[START Given information]
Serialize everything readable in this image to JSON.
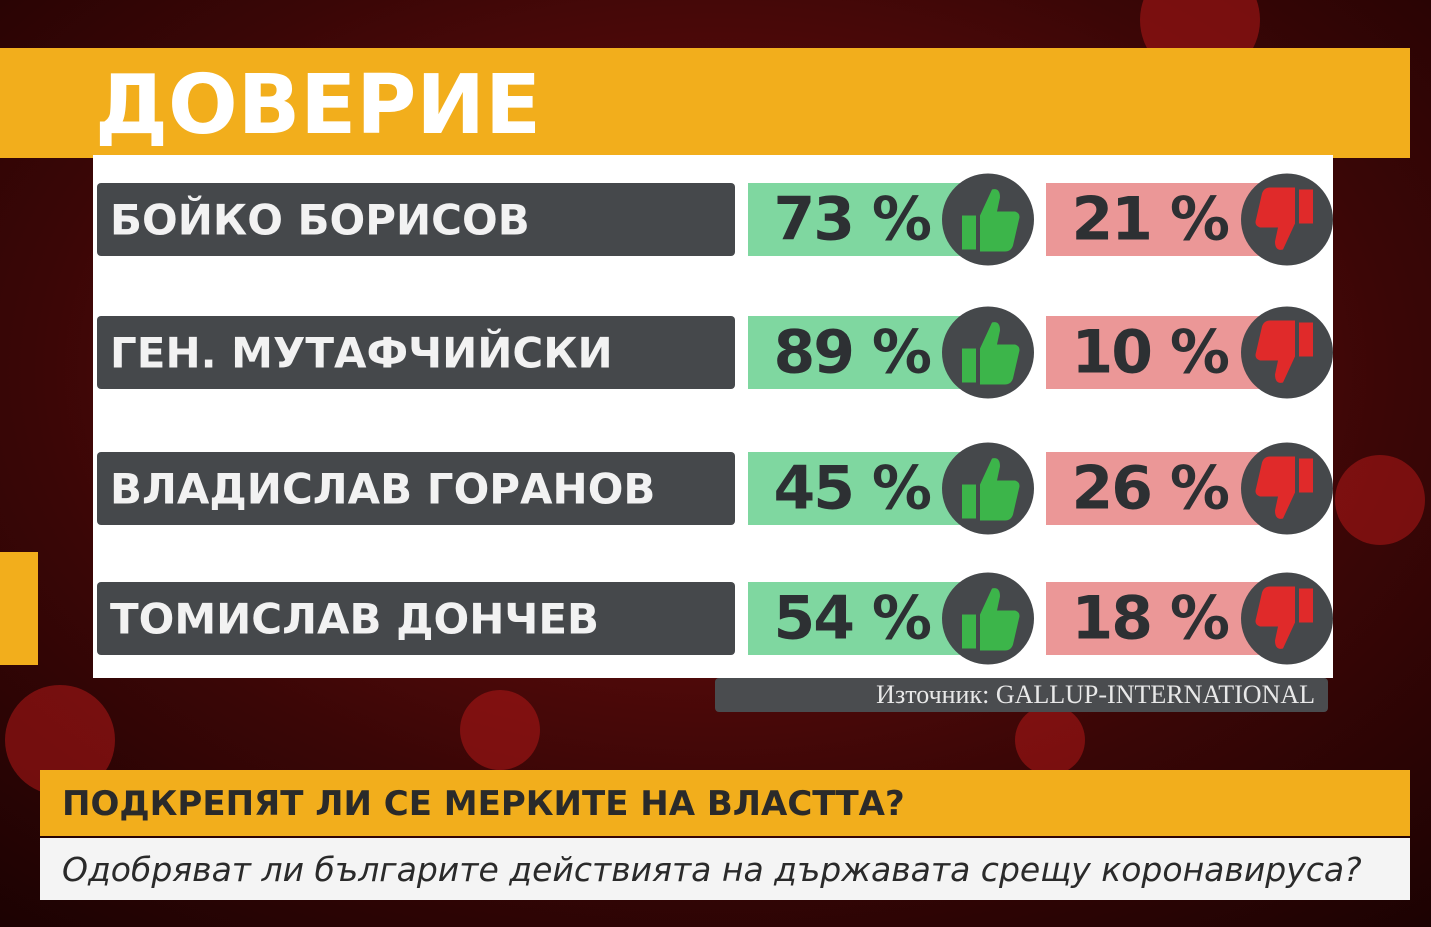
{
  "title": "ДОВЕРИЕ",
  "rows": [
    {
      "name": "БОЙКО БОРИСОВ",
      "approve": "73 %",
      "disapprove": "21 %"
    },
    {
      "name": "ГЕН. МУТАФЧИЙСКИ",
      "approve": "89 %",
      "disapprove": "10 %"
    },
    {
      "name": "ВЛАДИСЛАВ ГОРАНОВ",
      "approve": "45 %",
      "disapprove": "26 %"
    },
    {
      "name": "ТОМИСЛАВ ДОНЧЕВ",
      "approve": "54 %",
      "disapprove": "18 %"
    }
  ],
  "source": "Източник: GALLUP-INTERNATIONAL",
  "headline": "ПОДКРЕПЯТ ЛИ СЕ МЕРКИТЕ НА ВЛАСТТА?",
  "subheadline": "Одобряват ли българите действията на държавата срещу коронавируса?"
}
[END Given information]
[START Given information]
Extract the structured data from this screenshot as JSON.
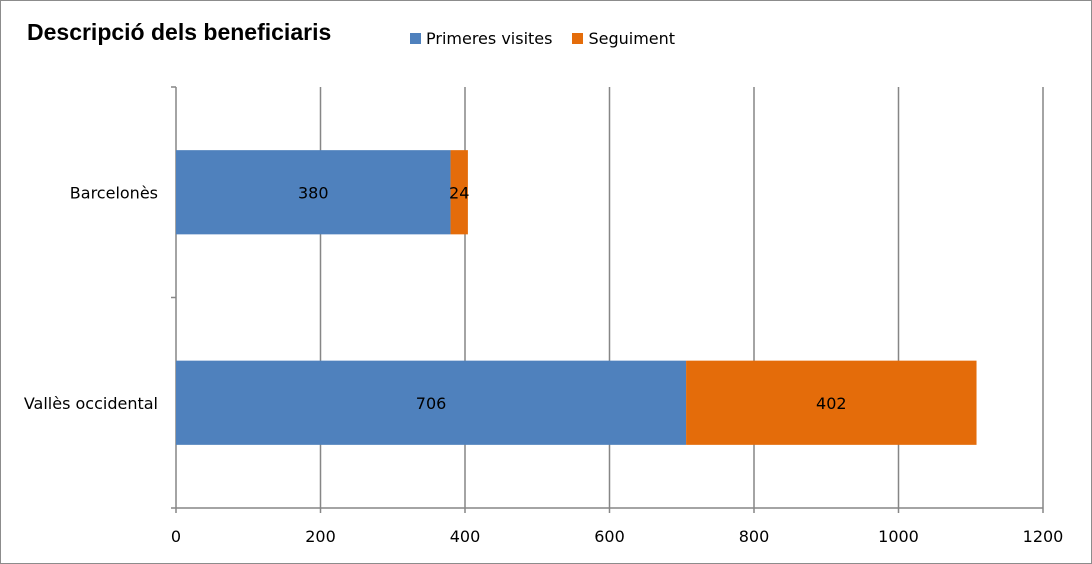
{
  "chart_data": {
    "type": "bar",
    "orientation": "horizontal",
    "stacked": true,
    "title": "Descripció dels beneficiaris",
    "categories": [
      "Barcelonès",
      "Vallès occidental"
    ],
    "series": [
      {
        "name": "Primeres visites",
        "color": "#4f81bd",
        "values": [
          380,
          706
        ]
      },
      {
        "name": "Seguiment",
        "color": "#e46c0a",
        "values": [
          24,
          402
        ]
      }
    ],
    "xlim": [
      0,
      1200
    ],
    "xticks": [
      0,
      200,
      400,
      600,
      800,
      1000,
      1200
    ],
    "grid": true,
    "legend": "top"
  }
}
[END Given information]
Pick out and copy the lines of the entries that hold the string "title".

  "title": "ДОВЕРИЕ",
    "title": "Descripció dels beneficiaris",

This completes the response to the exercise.